(Stored records)
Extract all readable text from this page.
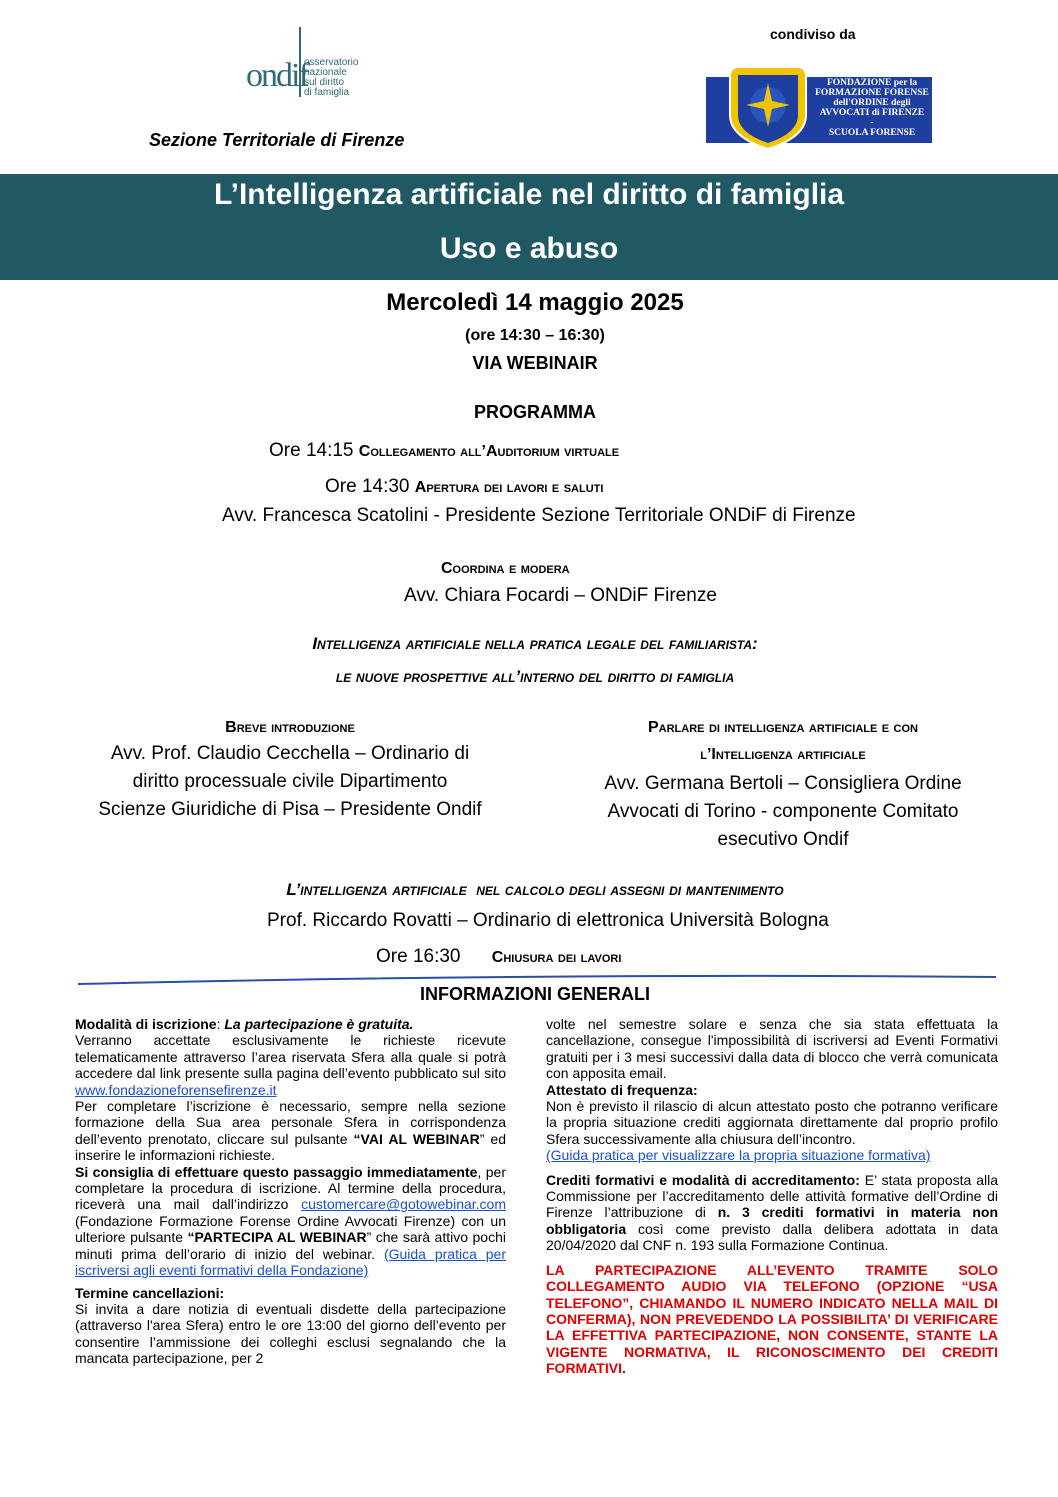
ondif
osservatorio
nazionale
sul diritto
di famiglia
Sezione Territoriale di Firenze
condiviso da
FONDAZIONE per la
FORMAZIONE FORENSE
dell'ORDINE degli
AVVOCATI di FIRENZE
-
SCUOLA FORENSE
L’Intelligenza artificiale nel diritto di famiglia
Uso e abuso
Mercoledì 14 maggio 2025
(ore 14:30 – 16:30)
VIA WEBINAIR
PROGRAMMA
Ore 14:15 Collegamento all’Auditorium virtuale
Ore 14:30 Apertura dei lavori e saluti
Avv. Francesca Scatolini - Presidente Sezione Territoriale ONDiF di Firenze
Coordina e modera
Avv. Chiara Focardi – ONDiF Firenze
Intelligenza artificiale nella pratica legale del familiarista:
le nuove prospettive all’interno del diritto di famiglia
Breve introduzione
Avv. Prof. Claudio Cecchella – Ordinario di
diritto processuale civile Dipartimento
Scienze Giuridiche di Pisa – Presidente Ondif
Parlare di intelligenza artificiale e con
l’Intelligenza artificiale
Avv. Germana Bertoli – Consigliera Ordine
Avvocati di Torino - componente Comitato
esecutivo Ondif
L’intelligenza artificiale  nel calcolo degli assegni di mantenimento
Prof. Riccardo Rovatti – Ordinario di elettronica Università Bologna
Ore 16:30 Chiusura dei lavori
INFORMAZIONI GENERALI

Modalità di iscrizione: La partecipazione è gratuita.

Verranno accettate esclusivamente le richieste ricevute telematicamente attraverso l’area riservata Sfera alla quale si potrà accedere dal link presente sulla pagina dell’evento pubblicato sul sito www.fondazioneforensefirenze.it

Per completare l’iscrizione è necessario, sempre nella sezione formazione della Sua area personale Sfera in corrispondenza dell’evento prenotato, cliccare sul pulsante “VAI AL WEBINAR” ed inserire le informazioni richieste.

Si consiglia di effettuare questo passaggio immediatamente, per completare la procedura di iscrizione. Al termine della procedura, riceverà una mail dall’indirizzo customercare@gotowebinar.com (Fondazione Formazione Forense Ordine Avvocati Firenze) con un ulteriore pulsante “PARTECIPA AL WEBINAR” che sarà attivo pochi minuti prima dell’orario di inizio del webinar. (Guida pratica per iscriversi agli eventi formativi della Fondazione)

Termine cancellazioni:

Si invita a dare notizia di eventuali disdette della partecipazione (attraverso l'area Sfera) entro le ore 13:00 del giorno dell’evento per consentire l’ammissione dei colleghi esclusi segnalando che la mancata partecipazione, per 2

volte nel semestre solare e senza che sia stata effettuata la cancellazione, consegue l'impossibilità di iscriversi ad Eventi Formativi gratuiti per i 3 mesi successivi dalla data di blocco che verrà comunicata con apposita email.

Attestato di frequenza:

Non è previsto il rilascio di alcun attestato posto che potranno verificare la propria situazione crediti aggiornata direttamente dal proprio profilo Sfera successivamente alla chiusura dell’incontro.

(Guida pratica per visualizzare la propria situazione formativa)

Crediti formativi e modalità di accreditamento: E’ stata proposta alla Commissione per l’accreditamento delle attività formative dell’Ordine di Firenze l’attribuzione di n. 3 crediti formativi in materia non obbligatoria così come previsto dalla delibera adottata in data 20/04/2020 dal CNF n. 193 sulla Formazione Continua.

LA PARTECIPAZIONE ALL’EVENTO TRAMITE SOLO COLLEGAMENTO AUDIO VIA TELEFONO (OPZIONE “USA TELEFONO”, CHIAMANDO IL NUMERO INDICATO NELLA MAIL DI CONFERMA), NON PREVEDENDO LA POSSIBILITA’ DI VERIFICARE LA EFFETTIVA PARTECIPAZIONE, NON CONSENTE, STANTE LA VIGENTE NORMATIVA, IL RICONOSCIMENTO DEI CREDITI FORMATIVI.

--

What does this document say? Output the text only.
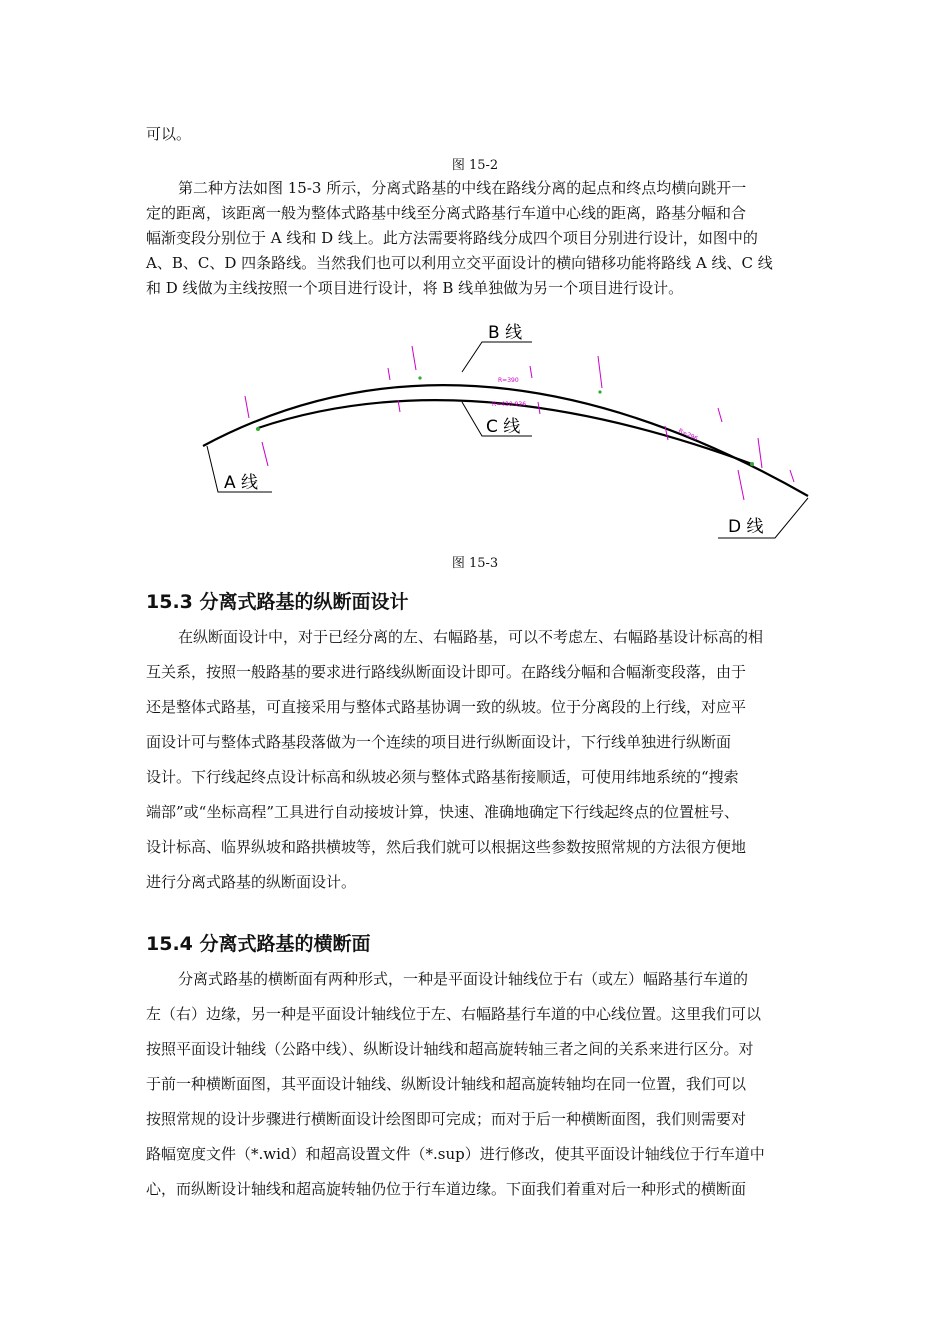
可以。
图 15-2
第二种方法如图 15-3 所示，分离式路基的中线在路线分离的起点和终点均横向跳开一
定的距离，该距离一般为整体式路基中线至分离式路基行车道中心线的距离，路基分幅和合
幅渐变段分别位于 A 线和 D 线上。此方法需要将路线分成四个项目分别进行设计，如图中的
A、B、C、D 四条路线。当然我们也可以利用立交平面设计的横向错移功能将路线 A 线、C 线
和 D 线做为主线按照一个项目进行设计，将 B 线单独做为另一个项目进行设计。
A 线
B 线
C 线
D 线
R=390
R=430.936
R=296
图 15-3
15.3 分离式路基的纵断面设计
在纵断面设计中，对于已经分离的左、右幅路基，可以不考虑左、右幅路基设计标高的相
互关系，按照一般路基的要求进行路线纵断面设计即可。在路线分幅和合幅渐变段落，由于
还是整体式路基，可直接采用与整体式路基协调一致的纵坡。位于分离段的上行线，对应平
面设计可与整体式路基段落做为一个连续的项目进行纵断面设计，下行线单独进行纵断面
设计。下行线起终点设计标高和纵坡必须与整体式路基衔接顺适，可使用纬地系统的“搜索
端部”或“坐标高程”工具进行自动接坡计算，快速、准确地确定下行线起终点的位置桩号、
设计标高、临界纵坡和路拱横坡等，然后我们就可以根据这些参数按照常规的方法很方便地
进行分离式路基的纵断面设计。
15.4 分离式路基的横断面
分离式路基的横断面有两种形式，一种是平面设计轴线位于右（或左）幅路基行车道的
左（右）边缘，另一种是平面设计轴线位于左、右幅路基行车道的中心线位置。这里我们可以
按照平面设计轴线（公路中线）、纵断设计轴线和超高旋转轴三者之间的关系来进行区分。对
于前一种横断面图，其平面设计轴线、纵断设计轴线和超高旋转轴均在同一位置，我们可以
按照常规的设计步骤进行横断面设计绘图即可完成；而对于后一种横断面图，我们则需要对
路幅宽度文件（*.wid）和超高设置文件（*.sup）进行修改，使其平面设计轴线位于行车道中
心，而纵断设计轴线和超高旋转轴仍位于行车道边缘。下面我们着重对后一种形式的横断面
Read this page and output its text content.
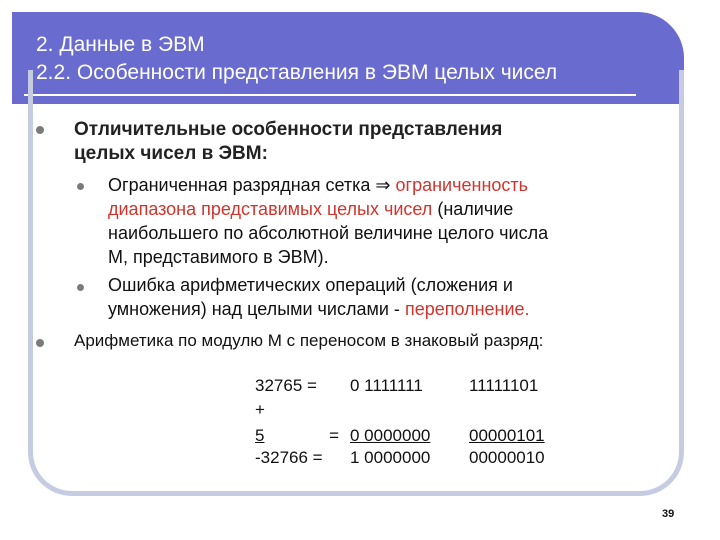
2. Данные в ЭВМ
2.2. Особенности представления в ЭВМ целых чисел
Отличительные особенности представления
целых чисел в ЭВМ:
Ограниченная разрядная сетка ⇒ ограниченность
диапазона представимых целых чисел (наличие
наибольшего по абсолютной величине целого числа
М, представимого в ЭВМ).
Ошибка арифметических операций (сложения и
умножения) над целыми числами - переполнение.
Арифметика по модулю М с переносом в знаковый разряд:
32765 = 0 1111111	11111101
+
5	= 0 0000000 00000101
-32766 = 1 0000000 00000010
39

• [Brief] Locate the word "представления" in the records and collect each line it appears in.

• [Answer for the task]
2.2. Особенности представления в ЭВМ целых чисел
Отличительные особенности представления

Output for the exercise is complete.